__Текст для чтения__:
* * *
Дмитрий Поль. «Свобода» и «несвобода» в кинематографе и исторической романистике ХХ-ХХІ вв.

Apr 21, 2020 16:02

Статья опубликована в сборнике "Литература на экране", М.: Ассоциация школьных библиотекарей русского мира (РШБА), 2018. Электронная версия - на сайте Психологического института Российской академии образования.

__________

«Свобода» и «несвобода» в кинематографе и исторической романистике ХХ-ХХІ вв.

Русскую литературу всегда - по крайней мере, с того момента, как она заявила о себе в качестве единого общекультурного целого - отличал нравственный максимализм и обостренное внимание к морально-нравственной и социальной проблематике. «Любой русский писатель чувствует себя выступающим перед публикой, как бы дающим показания на суде, а потому малейший промах с его стороны - обман, лукавство, снисходительность к себе - вырастает в чудовищное преступление. <...> Обращаясь к публике в качестве поэта, романиста, историка или в другой общественной роли, <...> он связан своего рода гиппократовой клятвой служить истине и ни на йоту не отклоняться от нее, без остатка посвятив себя избранной цели» [1, с. 25-26].
Вопреки жесточайшему давлению со стороны тоталитарного государства, русская словесность смогла сохранить историческую и духовную преемственность по отношению к классике XIX века, и, несмотря на многочисленные запреты со стороны партийных и репрессивных органов и действия цензуры, именно русская литература открыла для всего мира «лагерную тему», позднее ставшую «своей» для многих и многих поколений европейских, азиатских и африканских писателей и читателей, столкнувшихся с беспощадными реалиями различных деспотических режимов. Однако и история понятия «лагерь» как места наказания, особого мира, живущего по собственным законам, и «лагерная проза» как уникальное явление культуры начинают свой отсчет в России 30-х гг. XX столетия.
* * *
__Что нужно сделать__:
a) Перепишите фрагмент текста для чтения, начинающийся словами "Apr 21, 2020" и заканчивающийся словами "Российской академии образования.", заменив в нем "сборнике" на "альманахе".
b) Изложите короче абзац текста для чтения, начинающийся словами «Вопреки жесточайшему давлению», сохранив его основные факты.

__Представленные данные__:
* * *
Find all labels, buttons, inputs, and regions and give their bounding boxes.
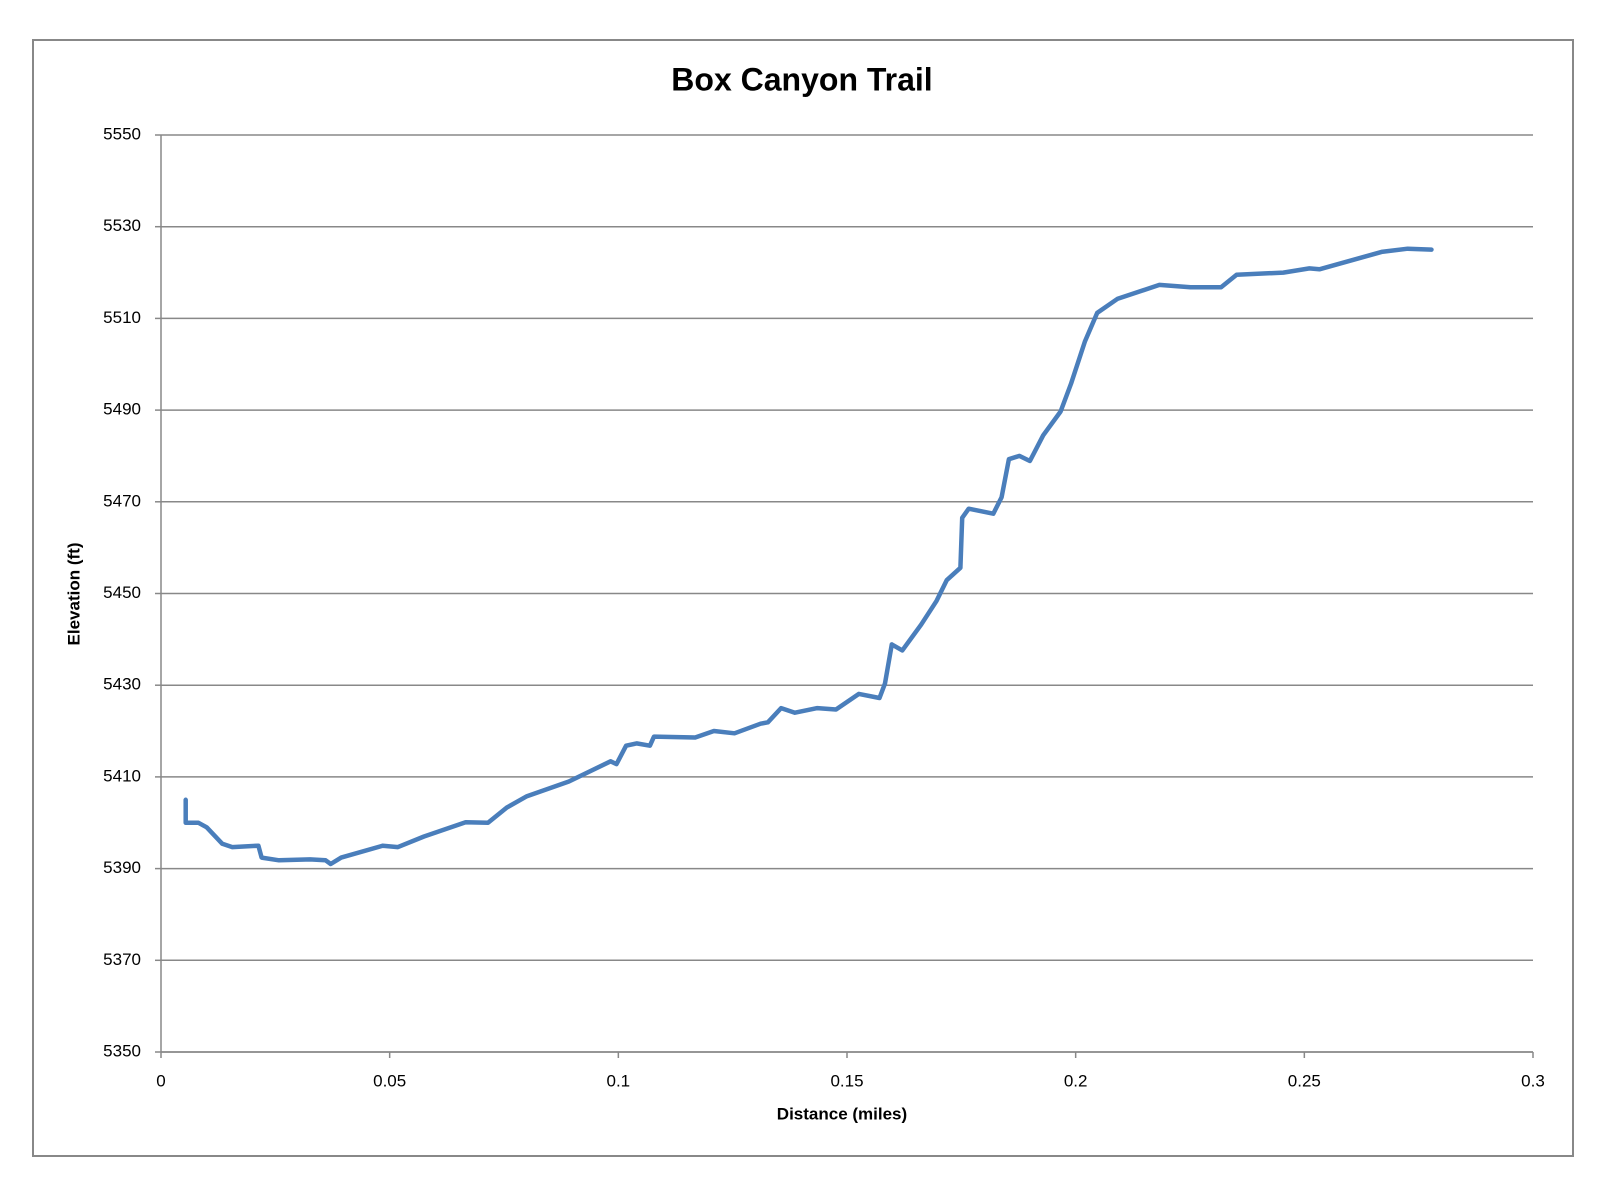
* * *
__Ответы по заданиям__:
a)
Apr 21, 2020 16:02

Статья опубликована в альманахе "Литература на экране", М.: Ассоциация школьных библиотекарей русского мира (РШБА), 2018. Электронная версия - на сайте Психологического института Российской академии образования.

b) Несмотря на давление тоталитарного государства, запреты партийных и репрессивных органов и цензуру, русская литература сохранила историческую и духовную преемственность с классикой XIX века. Именно она открыла миру «лагерную тему». Позднее эта тема стала «своей» для многих поколений европейских, азиатских и африканских писателей и читателей, столкнувшихся с реалиями деспотических режимов. История понятия «лагерь» как места наказания и особого мира со своими законами начинается в России 30-х годов XX века. Там же в это время берет начало и «лагерная проза» как уникальное явление культуры.